TEXT TO READ:

** BEGIN **

Kaowdo wrote:
I'm a senior, and I'm very new to all this. I got a Canon DSLR SL1 to take jewelry photo's. I got a very nice 'light tent'...with built in lights. My Camera did not come with a flash attachment. I've been reading up on Aperatures. Less Aperatures...more light. Should I get a flash attachment, or can I make it work with using Aperatures?
Thanks in advance
When I was assisting back in the '90's, I worked with a photographer who shot ads for Helzberg jewelers.
He shot 8 x 10 film, but his lighting technique would work no matter what kind of camera was used.
Most of his layouts had several items, so the set was pretty big for the subject, shooting an area that was maybe about 11 x 14 inches.
He used powerful strobe lighting fired through a large
softbox, with a diffusion panel between that and the subject.
One key thing he added were some small spot lights to make the jewelry sparkle.
Without that, it would look pretty dead by comparison.
Because everything needed to be in focus, a small
aperture (that's how it's spelled) was used for better depth of field. I'm guessing it was possibly f/64 or so. (pretty common with a large format lens) The small aperture required several pops of the strobe for proper exposure while the shutter was open. When shooting, all the ambient lighting was turned off.

** END **

INFORMATION GIVEN:

** BEGIN **

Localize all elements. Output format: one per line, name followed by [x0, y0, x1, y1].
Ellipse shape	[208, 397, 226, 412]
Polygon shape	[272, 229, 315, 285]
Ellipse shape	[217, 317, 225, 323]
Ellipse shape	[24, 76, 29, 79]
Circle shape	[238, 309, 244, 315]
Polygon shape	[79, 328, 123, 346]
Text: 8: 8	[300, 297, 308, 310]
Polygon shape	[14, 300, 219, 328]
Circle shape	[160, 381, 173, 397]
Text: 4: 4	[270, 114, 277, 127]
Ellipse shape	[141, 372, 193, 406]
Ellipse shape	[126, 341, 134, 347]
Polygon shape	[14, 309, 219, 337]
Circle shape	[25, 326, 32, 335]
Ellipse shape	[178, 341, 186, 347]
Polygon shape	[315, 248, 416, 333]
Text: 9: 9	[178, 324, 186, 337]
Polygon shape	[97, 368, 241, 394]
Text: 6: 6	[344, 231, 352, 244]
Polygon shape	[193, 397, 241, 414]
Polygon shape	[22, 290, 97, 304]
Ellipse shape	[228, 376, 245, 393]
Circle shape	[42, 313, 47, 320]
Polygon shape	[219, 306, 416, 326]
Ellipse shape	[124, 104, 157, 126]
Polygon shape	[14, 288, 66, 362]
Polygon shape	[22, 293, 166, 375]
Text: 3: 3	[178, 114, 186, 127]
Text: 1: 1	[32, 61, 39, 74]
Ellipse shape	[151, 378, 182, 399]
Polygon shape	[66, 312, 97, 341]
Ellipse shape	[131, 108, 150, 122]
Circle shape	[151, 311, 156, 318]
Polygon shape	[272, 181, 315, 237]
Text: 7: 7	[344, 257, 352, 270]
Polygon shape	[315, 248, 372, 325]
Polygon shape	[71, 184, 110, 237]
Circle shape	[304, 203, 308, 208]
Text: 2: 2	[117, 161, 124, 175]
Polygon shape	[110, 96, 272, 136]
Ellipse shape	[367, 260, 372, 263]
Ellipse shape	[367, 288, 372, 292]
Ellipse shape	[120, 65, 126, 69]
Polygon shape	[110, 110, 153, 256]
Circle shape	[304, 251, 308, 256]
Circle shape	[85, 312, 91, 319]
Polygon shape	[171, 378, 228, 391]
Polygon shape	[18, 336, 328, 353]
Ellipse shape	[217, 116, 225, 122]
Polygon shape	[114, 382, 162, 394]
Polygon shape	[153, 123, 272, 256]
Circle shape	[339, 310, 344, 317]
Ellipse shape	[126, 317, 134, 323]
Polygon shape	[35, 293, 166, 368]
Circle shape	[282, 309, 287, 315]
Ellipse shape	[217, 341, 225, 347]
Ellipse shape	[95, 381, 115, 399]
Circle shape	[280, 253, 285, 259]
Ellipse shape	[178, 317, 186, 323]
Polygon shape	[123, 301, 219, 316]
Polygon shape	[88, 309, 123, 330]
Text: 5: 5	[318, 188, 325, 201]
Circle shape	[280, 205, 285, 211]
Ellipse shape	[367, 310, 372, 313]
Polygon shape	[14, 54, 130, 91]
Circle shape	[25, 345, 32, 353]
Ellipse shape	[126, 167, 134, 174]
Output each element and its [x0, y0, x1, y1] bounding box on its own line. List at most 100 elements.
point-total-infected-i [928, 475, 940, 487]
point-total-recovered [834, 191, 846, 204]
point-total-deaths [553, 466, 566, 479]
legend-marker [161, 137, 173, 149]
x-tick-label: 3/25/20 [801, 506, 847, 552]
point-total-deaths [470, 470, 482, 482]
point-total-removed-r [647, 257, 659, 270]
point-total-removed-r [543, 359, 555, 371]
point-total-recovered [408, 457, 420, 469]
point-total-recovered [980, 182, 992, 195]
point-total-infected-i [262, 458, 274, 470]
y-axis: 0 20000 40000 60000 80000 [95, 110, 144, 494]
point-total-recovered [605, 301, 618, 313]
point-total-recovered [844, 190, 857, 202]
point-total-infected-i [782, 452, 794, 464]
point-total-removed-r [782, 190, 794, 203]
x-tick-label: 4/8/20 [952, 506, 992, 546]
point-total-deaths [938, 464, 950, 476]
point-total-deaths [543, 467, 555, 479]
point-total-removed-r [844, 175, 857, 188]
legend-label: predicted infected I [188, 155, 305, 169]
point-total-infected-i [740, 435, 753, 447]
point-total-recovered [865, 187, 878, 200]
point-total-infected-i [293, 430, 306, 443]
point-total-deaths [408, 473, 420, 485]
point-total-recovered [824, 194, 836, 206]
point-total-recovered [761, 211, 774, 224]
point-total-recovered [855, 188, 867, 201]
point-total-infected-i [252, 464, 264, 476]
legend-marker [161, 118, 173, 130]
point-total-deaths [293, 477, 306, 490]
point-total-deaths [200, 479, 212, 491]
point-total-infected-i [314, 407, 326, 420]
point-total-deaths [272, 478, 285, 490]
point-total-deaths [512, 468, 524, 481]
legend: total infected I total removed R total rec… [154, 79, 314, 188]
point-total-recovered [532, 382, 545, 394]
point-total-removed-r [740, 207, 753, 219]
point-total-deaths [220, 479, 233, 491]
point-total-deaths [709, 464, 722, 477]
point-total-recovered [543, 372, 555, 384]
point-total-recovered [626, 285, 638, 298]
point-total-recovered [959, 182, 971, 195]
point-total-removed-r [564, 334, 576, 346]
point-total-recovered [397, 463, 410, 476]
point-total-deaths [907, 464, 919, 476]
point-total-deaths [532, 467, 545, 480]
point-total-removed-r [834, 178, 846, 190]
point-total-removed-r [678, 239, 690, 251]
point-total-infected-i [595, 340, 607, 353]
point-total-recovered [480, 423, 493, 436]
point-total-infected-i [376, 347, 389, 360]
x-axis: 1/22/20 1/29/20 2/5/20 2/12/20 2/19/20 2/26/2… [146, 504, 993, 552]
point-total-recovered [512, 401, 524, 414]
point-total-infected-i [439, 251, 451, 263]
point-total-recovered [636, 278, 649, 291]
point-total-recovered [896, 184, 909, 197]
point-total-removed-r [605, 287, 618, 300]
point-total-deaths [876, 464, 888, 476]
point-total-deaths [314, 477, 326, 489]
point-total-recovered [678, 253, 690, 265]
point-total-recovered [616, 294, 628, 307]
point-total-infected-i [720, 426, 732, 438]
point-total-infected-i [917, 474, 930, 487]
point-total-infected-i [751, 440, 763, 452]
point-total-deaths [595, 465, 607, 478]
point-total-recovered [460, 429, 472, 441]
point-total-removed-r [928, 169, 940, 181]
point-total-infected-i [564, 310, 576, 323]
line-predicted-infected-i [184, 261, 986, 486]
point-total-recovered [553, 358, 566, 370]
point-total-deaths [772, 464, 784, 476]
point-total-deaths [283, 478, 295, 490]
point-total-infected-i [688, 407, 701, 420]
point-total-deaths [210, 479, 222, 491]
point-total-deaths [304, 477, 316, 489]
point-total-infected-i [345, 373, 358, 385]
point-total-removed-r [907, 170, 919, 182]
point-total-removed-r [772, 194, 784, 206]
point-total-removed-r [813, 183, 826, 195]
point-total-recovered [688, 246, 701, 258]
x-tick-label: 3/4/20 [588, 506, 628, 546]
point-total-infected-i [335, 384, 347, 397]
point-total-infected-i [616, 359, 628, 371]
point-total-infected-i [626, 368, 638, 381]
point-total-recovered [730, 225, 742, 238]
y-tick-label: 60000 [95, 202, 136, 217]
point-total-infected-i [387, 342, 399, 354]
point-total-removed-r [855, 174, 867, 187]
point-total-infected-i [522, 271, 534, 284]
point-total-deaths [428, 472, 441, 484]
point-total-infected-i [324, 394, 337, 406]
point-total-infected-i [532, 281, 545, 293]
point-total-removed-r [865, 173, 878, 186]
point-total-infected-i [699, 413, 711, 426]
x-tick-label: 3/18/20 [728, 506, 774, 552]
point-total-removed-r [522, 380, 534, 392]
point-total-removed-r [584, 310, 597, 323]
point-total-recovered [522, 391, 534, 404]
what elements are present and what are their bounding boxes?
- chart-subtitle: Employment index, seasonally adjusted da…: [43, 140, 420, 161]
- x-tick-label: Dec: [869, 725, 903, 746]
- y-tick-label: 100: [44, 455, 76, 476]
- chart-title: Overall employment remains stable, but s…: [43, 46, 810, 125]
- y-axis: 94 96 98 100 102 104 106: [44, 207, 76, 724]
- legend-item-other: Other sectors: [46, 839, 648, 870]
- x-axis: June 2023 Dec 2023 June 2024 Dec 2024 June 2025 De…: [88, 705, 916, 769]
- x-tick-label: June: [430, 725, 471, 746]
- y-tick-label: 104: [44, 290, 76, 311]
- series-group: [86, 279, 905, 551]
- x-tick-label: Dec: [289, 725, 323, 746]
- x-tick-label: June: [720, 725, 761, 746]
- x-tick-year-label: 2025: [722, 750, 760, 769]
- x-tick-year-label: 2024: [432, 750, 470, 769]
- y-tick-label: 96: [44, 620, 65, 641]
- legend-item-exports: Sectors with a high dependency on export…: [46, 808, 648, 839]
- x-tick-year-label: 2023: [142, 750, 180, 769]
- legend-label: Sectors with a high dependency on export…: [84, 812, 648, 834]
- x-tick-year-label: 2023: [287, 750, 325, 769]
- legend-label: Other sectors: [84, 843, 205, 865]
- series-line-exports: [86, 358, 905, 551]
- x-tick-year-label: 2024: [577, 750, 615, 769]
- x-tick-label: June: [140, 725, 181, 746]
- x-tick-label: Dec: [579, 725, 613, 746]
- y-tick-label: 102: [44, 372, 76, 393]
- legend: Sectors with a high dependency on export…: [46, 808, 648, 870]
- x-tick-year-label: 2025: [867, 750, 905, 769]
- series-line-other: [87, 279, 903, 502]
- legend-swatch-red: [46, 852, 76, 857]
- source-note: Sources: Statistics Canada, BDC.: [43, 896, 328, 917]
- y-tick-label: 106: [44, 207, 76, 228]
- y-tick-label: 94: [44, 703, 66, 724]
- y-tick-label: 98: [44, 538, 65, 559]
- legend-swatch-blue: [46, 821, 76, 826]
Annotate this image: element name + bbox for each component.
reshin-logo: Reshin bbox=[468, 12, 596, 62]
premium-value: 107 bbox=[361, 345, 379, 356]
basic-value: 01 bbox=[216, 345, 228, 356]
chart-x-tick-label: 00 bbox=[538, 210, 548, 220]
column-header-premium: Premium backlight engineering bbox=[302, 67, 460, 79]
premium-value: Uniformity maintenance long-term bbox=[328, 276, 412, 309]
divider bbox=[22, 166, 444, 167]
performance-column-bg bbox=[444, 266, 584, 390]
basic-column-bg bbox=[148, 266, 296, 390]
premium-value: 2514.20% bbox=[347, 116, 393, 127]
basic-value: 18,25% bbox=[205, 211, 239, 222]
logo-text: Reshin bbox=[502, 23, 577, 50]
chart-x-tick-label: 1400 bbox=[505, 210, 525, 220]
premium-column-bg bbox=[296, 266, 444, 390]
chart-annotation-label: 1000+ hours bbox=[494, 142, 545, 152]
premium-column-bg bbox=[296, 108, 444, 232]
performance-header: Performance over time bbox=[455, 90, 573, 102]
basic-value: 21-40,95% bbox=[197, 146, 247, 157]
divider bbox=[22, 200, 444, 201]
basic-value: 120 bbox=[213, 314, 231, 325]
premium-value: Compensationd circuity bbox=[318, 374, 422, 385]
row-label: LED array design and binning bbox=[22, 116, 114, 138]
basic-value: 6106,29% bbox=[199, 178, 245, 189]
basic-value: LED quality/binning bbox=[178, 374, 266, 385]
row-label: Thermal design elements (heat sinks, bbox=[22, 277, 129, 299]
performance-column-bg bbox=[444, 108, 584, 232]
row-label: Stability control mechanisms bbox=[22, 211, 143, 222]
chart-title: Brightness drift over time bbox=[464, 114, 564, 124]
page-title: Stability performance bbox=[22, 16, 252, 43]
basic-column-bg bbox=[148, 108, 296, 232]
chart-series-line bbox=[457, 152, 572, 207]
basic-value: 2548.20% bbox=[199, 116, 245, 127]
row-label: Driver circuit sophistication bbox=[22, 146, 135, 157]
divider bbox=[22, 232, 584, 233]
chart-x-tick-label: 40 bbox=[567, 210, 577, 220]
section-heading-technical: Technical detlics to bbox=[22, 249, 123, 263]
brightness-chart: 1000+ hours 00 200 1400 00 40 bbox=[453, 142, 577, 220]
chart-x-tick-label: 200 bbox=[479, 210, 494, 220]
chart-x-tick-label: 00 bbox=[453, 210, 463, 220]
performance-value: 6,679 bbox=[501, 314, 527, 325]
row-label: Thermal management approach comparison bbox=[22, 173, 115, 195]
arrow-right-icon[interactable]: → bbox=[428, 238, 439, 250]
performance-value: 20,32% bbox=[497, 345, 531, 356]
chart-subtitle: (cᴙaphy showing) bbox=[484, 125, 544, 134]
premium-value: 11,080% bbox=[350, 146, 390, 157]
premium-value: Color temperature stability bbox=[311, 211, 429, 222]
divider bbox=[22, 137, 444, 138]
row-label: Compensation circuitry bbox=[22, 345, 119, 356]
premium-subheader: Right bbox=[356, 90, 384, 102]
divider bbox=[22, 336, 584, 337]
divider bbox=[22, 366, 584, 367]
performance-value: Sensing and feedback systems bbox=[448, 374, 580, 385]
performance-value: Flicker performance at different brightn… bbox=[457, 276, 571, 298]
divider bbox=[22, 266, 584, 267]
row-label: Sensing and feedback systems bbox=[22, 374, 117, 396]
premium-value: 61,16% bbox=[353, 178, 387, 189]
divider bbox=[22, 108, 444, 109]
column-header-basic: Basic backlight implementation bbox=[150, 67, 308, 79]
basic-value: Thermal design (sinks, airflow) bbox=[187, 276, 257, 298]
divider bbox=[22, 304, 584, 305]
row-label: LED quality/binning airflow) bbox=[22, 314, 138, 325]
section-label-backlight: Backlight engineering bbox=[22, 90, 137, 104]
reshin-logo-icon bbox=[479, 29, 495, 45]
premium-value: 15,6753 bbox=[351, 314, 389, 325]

** END **

PROMPT A:
Report each line of the listing that contains the string "engineering".
PROMPT B:
Carry on the forum post about lighting jewelry photos, picking up after its final sentence.
The text and the listing were taken from unrelated sources.

RIGHT ANSWER A:
column-header-premium: Premium backlight engineering bbox=[302, 67, 460, 79]
section-label-backlight: Backlight engineering bbox=[22, 90, 137, 104]

RIGHT ANSWER B:
That's one way the pro's did it.
There may be others.
A light tent would get you pretty good results and you could use your continuous lights or a speedlight (flash) shot through the diffusion panels of the light tent. Wouldn't have to worry as much with camera shake, but ideally, a tripod should be used.
With your relatively smaller-sensored camera, the aperture doesn't have to be as small for good depth of field, and if your subject is in the same plane, getting it all in focus should be easy.
Some advantages to using flash is that it's way more powerful than most continuous lighting letting you use a lower ISO and the actual exposure is A brief duration so you don't have to use longer shutter settings. You can't see the lighting until you shoot, but have an almost instant way to view your results on the LCD screen. Quicker and
MUCH cheaper than 8 x 10 Polaroids.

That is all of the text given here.